CHALLENGE:
Skip the images. Copy the records exactly as written.

SUPPLIED RECORDS:
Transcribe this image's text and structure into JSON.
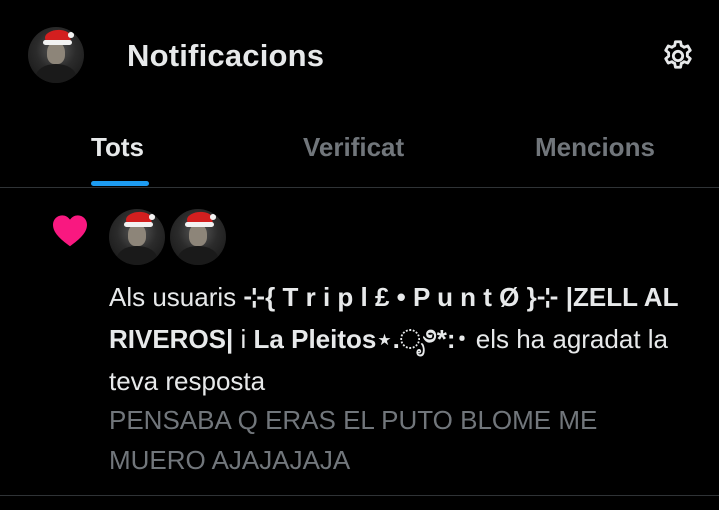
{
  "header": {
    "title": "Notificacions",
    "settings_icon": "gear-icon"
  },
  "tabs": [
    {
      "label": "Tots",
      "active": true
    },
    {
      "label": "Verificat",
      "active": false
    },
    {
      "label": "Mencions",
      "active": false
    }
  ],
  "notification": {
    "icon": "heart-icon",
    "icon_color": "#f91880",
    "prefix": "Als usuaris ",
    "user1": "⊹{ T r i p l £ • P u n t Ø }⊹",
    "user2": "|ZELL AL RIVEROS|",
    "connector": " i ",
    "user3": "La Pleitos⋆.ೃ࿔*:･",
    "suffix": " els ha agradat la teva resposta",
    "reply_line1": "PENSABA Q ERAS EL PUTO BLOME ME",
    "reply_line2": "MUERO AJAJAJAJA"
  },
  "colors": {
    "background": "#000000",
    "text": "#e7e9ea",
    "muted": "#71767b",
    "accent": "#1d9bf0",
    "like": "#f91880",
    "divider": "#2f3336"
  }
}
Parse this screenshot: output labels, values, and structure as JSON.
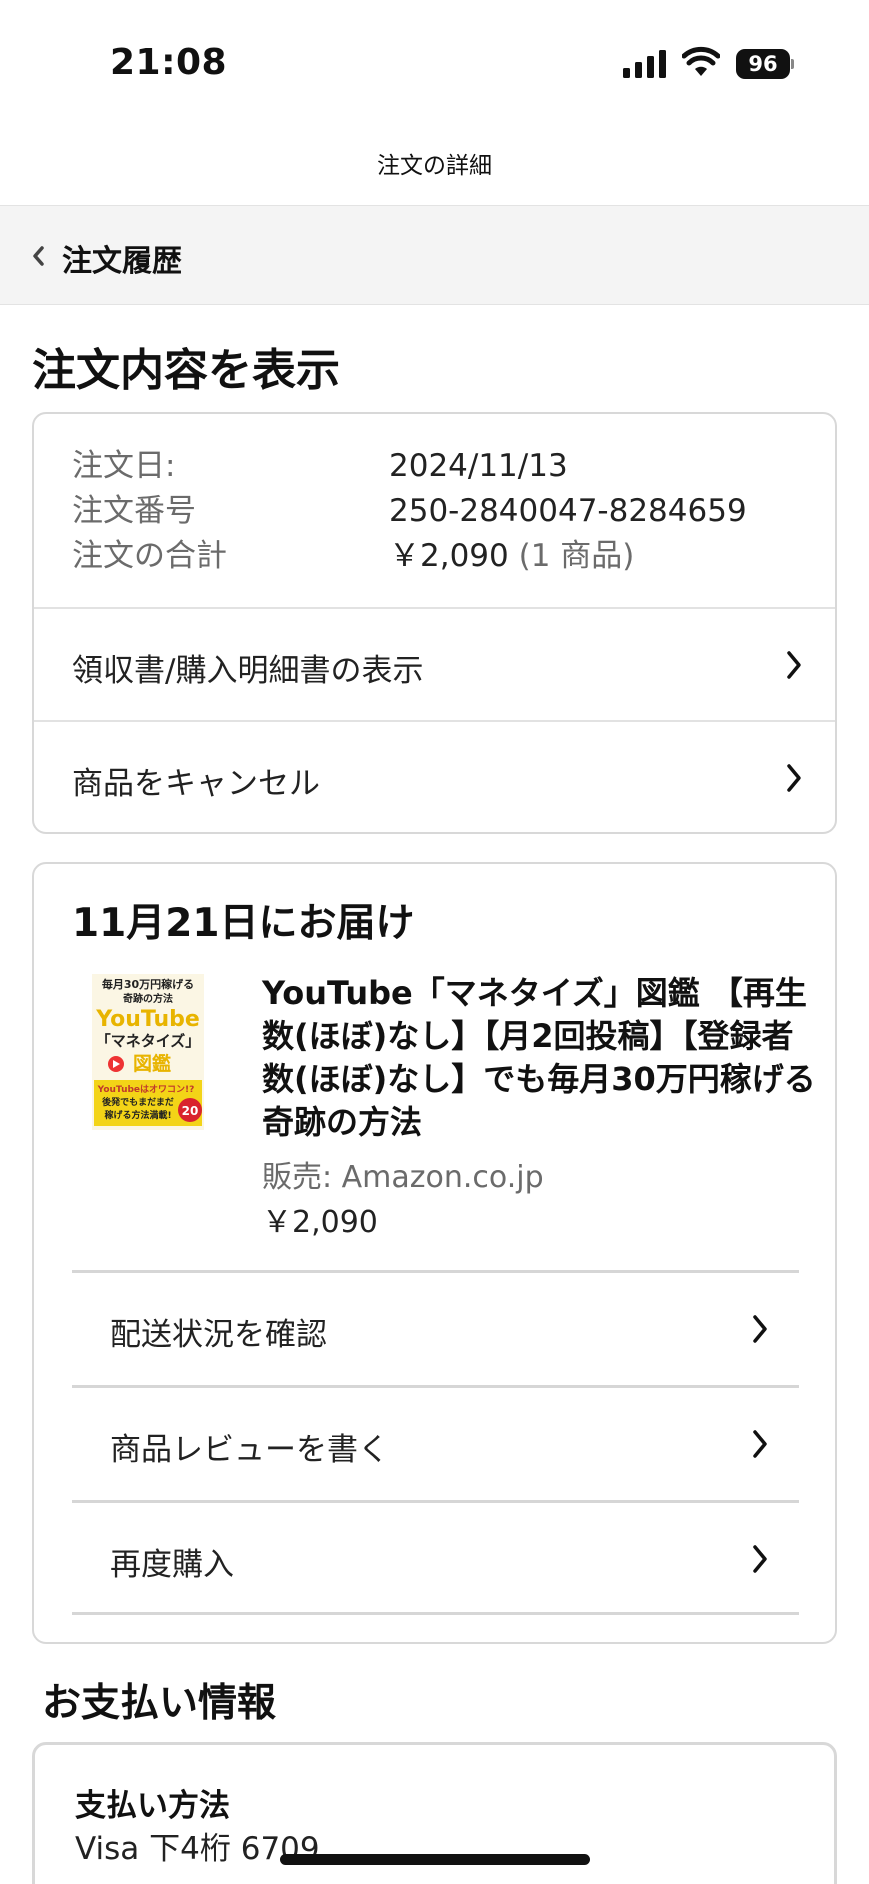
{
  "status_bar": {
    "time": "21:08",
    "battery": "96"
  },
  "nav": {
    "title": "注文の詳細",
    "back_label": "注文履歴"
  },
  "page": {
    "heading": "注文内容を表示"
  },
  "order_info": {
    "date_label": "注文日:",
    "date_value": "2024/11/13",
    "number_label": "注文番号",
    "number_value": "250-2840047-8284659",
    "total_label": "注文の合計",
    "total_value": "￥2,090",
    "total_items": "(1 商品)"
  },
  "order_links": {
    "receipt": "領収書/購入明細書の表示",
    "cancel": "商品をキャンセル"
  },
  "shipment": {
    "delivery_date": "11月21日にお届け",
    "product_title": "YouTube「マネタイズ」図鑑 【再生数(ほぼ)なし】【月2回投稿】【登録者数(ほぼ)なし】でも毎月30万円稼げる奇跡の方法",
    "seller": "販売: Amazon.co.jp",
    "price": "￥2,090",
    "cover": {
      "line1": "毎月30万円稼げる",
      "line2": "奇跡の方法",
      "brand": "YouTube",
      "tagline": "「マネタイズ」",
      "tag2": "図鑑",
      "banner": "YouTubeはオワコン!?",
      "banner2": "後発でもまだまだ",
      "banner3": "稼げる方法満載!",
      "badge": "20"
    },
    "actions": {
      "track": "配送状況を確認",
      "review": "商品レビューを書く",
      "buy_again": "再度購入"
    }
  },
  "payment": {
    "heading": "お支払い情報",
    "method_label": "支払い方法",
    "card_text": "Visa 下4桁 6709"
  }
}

REPLY TO THE EXERCISE:
Transcribe this image's text and structure into JSON.
{
  "header": {
    "title": "Notificacions",
    "settings_icon": "gear-icon"
  },
  "tabs": [
    {
      "label": "Tots",
      "active": true
    },
    {
      "label": "Verificat",
      "active": false
    },
    {
      "label": "Mencions",
      "active": false
    }
  ],
  "notification": {
    "icon": "heart-icon",
    "icon_color": "#f91880",
    "prefix": "Als usuaris ",
    "user1": "⊹{ T r i p l £ • P u n t Ø }⊹",
    "user2": "|ZELL AL RIVEROS|",
    "connector": " i ",
    "user3": "La Pleitos⋆.ೃ࿔*:･",
    "suffix": " els ha agradat la teva resposta",
    "reply_line1": "PENSABA Q ERAS EL PUTO BLOME ME",
    "reply_line2": "MUERO AJAJAJAJA"
  },
  "colors": {
    "background": "#000000",
    "text": "#e7e9ea",
    "muted": "#71767b",
    "accent": "#1d9bf0",
    "like": "#f91880",
    "divider": "#2f3336"
  }
}
Parse this screenshot: output labels, values, and structure as JSON.
{
  "status_bar": {
    "time": "21:08",
    "battery": "96"
  },
  "nav": {
    "title": "注文の詳細",
    "back_label": "注文履歴"
  },
  "page": {
    "heading": "注文内容を表示"
  },
  "order_info": {
    "date_label": "注文日:",
    "date_value": "2024/11/13",
    "number_label": "注文番号",
    "number_value": "250-2840047-8284659",
    "total_label": "注文の合計",
    "total_value": "￥2,090",
    "total_items": "(1 商品)"
  },
  "order_links": {
    "receipt": "領収書/購入明細書の表示",
    "cancel": "商品をキャンセル"
  },
  "shipment": {
    "delivery_date": "11月21日にお届け",
    "product_title": "YouTube「マネタイズ」図鑑 【再生数(ほぼ)なし】【月2回投稿】【登録者数(ほぼ)なし】でも毎月30万円稼げる奇跡の方法",
    "seller": "販売: Amazon.co.jp",
    "price": "￥2,090",
    "cover": {
      "line1": "毎月30万円稼げる",
      "line2": "奇跡の方法",
      "brand": "YouTube",
      "tagline": "「マネタイズ」",
      "tag2": "図鑑",
      "banner": "YouTubeはオワコン!?",
      "banner2": "後発でもまだまだ",
      "banner3": "稼げる方法満載!",
      "badge": "20"
    },
    "actions": {
      "track": "配送状況を確認",
      "review": "商品レビューを書く",
      "buy_again": "再度購入"
    }
  },
  "payment": {
    "heading": "お支払い情報",
    "method_label": "支払い方法",
    "card_text": "Visa 下4桁 6709"
  }
}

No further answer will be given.